TASK DIRECTIONS:
Copy every line of the data that includes the string "this".

DATA:
────────────────

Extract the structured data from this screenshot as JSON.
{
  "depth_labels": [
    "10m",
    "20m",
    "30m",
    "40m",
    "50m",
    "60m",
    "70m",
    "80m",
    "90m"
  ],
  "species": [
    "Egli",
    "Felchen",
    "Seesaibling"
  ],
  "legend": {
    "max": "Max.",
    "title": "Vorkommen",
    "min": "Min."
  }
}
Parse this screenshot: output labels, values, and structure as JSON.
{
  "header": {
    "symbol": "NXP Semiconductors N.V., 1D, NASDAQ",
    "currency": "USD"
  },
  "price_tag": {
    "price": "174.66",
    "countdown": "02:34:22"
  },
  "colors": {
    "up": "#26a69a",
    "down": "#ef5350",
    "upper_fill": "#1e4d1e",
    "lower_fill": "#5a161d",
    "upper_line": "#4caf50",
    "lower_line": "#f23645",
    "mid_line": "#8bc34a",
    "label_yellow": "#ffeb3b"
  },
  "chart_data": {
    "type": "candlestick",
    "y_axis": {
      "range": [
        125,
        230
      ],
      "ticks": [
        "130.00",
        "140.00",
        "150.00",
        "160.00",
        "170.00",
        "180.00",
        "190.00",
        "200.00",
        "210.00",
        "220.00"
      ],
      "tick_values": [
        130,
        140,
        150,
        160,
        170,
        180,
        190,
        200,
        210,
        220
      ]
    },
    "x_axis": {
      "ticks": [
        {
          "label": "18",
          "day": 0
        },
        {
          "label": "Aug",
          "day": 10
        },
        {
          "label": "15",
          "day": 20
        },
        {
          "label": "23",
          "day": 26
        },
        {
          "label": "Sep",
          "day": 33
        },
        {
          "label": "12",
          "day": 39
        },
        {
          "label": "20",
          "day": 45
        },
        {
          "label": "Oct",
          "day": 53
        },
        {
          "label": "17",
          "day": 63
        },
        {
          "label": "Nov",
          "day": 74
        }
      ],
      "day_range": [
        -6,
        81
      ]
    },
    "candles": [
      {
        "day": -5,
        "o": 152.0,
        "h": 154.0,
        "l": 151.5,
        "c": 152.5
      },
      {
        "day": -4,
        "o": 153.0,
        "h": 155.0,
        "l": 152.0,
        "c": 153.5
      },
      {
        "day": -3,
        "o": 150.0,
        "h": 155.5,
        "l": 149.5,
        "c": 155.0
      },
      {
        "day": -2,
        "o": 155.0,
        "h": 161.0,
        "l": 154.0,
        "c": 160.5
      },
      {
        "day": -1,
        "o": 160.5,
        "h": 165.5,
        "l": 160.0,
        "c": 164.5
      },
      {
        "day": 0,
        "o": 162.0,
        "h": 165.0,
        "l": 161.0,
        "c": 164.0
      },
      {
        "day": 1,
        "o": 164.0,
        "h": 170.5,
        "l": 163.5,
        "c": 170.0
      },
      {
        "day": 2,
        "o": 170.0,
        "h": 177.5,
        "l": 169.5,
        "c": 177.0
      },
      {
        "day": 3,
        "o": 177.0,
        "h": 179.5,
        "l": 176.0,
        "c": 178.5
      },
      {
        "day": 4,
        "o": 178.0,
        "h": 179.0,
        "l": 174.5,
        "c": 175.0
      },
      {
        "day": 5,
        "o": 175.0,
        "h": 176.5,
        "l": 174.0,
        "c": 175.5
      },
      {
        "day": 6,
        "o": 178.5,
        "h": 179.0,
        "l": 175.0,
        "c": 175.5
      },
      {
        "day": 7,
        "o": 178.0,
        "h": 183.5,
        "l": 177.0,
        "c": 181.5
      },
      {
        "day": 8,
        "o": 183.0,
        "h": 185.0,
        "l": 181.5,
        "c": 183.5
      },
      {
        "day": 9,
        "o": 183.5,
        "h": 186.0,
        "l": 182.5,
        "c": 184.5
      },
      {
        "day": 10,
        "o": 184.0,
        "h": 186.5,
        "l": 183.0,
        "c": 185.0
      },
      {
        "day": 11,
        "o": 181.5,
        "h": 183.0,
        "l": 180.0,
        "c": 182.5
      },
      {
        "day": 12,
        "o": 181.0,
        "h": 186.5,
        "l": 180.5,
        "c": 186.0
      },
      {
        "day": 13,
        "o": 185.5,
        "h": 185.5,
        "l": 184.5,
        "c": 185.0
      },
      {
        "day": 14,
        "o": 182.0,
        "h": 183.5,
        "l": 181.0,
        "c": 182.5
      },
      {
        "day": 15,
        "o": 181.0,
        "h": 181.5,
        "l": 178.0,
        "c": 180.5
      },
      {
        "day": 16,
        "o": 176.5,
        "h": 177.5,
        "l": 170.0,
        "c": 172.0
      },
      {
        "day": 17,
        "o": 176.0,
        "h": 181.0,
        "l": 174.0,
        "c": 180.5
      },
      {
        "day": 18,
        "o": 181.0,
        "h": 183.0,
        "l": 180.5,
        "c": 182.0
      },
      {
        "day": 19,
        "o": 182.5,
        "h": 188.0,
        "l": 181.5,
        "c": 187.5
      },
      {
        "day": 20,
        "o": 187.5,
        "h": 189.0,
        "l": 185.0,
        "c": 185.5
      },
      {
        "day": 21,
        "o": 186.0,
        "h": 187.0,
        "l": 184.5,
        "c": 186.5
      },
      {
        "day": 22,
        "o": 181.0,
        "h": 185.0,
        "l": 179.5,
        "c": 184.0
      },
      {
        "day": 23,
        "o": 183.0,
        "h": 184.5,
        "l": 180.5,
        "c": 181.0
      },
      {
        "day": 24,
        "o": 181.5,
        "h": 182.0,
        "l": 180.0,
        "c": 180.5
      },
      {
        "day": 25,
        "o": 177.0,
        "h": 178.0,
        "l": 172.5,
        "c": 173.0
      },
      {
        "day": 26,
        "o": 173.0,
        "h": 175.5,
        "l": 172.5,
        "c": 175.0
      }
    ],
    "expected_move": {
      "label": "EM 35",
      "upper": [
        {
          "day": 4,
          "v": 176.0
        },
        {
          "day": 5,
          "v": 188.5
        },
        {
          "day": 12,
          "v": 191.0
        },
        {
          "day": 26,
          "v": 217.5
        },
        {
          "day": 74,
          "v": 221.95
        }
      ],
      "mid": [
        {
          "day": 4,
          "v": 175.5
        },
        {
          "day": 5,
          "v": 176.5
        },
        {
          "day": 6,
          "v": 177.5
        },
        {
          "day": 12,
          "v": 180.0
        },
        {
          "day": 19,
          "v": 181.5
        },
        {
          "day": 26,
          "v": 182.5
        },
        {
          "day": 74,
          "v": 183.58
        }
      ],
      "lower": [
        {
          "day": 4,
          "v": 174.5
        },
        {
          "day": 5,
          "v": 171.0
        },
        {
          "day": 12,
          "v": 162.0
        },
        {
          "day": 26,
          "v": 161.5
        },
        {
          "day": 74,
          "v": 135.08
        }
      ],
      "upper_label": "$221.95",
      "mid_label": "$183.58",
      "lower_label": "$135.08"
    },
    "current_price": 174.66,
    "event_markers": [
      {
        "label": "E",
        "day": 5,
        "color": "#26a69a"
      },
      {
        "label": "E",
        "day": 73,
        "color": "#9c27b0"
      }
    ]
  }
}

────────────────

RIGHT ANSWER:
Extract the structured data from this screenshot as JSON.
Parse this screenshot: output labels, values, and structure as JSON.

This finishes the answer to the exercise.